┌─ TEXT PROVIDED
The Basilica of Santa Maria del Mar (in Catalan, Basílica de Santa Maria del Mar; and in Spanish, Basílica de Santa María del Mar) is a religious temple located in the Barri de La Ribera, in the historic center of Barcelona. In addition, it’s one of the best-known basilicas in the Catalan capital, along with the Basilica of the Sagrada Familia and the Basilica of Santa Maria del Pi.
Built between 1329 and 1384, the Basilica of Santa Maria del Mar is considered one of the finest examples of Gothic architecture in the Catalonia region. And if you think the main façade is impressive, wait until you see its interior. This is because the breadth and grandeur of the three naves leave anyone speechless!
So, do you want to know How To Visit The Basilica Of Santa Maria Del Mar In 2024? Keep reading!
No time to read now? Pin it for later!
- Brief History of the Basilica of Santa Maria del Mar
- How to Get to the Basilica of Santa Maria del Mar
- What to See at the Basilica of Santa Maria del Mar
- More Posts about Spain
- More Posts about Religious Temples
- What Photography Gear Do I Use?
Brief History of the Basilica of Santa Maria del Mar
The history of the Basilica of Santa Maria del Mar dates back to the times of the Roman Empire when Christianity arrived in the Roman colony of Barcino – present-day Barcelona. At that time, the Christian community was still a small minority, living outside the city walls and by the Mediterranean Sea.
The first records of the Parish of Santa Maria del Mar (in Catalan, Parròquia de Santa Maria del Mar; and in Spanish, Parroquia de Santa María del Mar) date from the 7th century. But it’s known that there used to be a chapel dedicated to the Santa Maria de les Areias (in Spanish, Santa María de las Arenas).
At the beginning of the 14th century, the neighborhood known today as Barri de La Ribera was the home of the population of Barcelona linked to port activity: sailors, fishermen, merchants, boat builders, etc. For this reason, the ecclesiastical authorities and the Crown of Aragon decided to build a church that would better serve their people.
└─
SET PROBLEM 1: Reproduce word for word the stretch of the basilica text from "Built between 1329" through "Gear Do I Use?".
SET PROBLEM 2: Pick up the text about the Basilica of Santa Maria del Mar where it stops and keep writing.
The lines that come next have nothing to do with the text about the Basilica of Santa Maria del Mar.
┌─ INFORMATION SUPPLIED
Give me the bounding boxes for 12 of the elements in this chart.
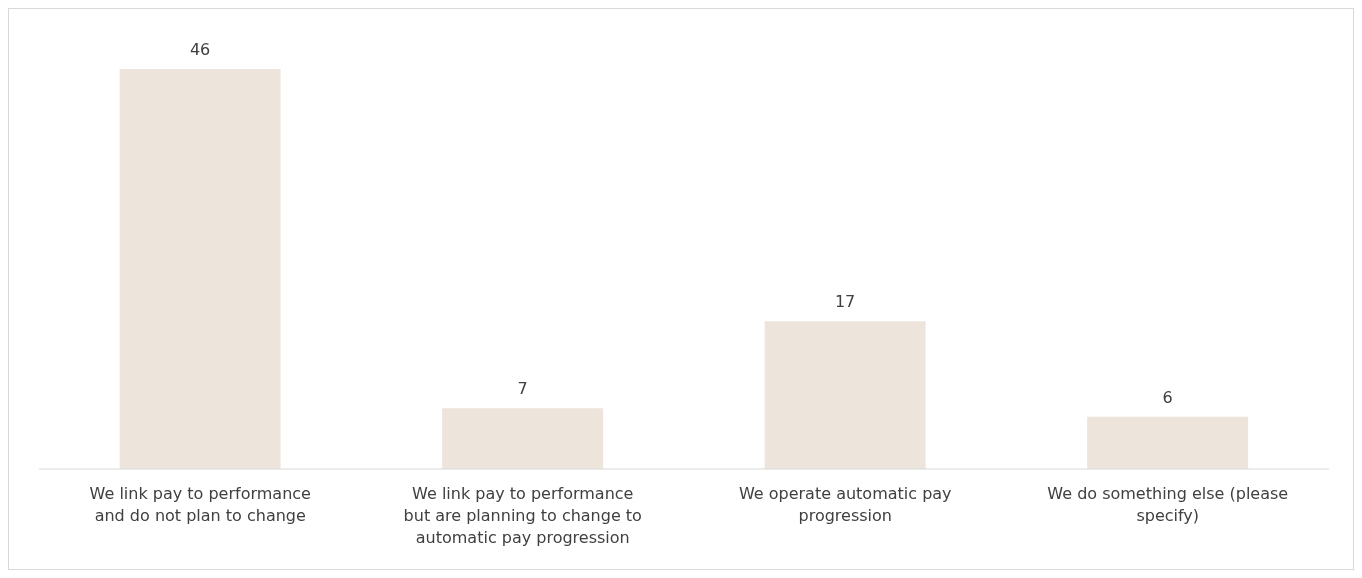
└─
TASK RESPONSE 1:
Built between 1329 and 1384, the Basilica of Santa Maria del Mar is considered one of the finest examples of Gothic architecture in the Catalonia region. And if you think the main façade is impressive, wait until you see its interior. This is because the breadth and grandeur of the three naves leave anyone speechless!
So, do you want to know How To Visit The Basilica Of Santa Maria Del Mar In 2024? Keep reading!
No time to read now? Pin it for later!
- Brief History of the Basilica of Santa Maria del Mar
- How to Get to the Basilica of Santa Maria del Mar
- What to See at the Basilica of Santa Maria del Mar
- More Posts about Spain
- More Posts about Religious Temples
- What Photography Gear Do I Use?

TASK RESPONSE 2:
The first stone of the Basilica of Santa Maria del Mar was laid on March 25th, 1329, and the last on November 3rd, 1383. The architects responsible for the project were Berenguer de Montagut and Ramon Despuig, and the temple was consecrated by Pere de Planella (the then Bishop of Barcelona), on August 15th, 1384.
How to Get to the Basilica of Santa Maria del Mar
As I mentioned earlier, the Basilica of Santa Maria del Mar is located in the historic center of Barcelona, so it’s very easy to get there. The Catholic church is about 300 meters from Jaume I and Barceloneta stations (both served by metro line 4), as well as from the Estación de Francia (the second largest train station in the city).
Opening Hours & Ticket Prices
The Basilica of Santa Maria del Mar is open every day for cultural visits, from 10 am to 8:30 pm. As for tickets, there are two types: one costs €5 and gives access to the temple’s interior, the space/museum of the tribunes, and the crypt; the other is priced at €10 and includes all these visiting spaces, plus the towers and roofs.
TIP: Barcelona Card holders have a €1 discount on the ticket!
What to See at the Basilica of Santa Maria del Mar
The Main Façade of the Basilica of Santa Maria del Mar (in Catalan, Façana Principal; and in Spanish, Fachada Principal) faces Santa Maria Square (in Catalan, Plaça de Santa Maria; and in Spanish, Plaza de Santa María).
Flanked by two octagonal towers, the Main Façade has an austere and massive appearance, with smooth surfaces and shapes with the same depth – some typical features of the Catalan Gothic style, which distinguish it from the Gothic style of central and northern Europe.
Also, the rose window and other windows of the Basilica of Santa Maria del Mar have simple details and more discreet stained glass and are much smaller in number when compared to Gothic churches in France, Germany, Belgium, and England.
The High Altar of the Basilica of Santa Maria del Mar (in Catalan, Altar Major; and in Spanish, Altar Mayor) is the most important space of this Catholic temple. Unfortunately, its magnificent Baroque altarpiece was destroyed at the start of the Spanish Civil War, after a violent assault and fire on July 19th, 1936.
As you can see from the photograph, there’s no architectural separation between the central nave and the presbytery, which precedes the High Altar – not even a transept. In reality, the “heart” of the Basilica of Santa Maria del Mar is visible from almost every corner of the church!
Not everyone knows, but the Basilica of Santa Maria del Mar is made up of 34 chapels (or 35, if we include the Chapel of the Blessed Sacrament, which faces the Passeig del Born). And almost all of them are adorned with stained glass windows and sculptures of saints or other biblical characters!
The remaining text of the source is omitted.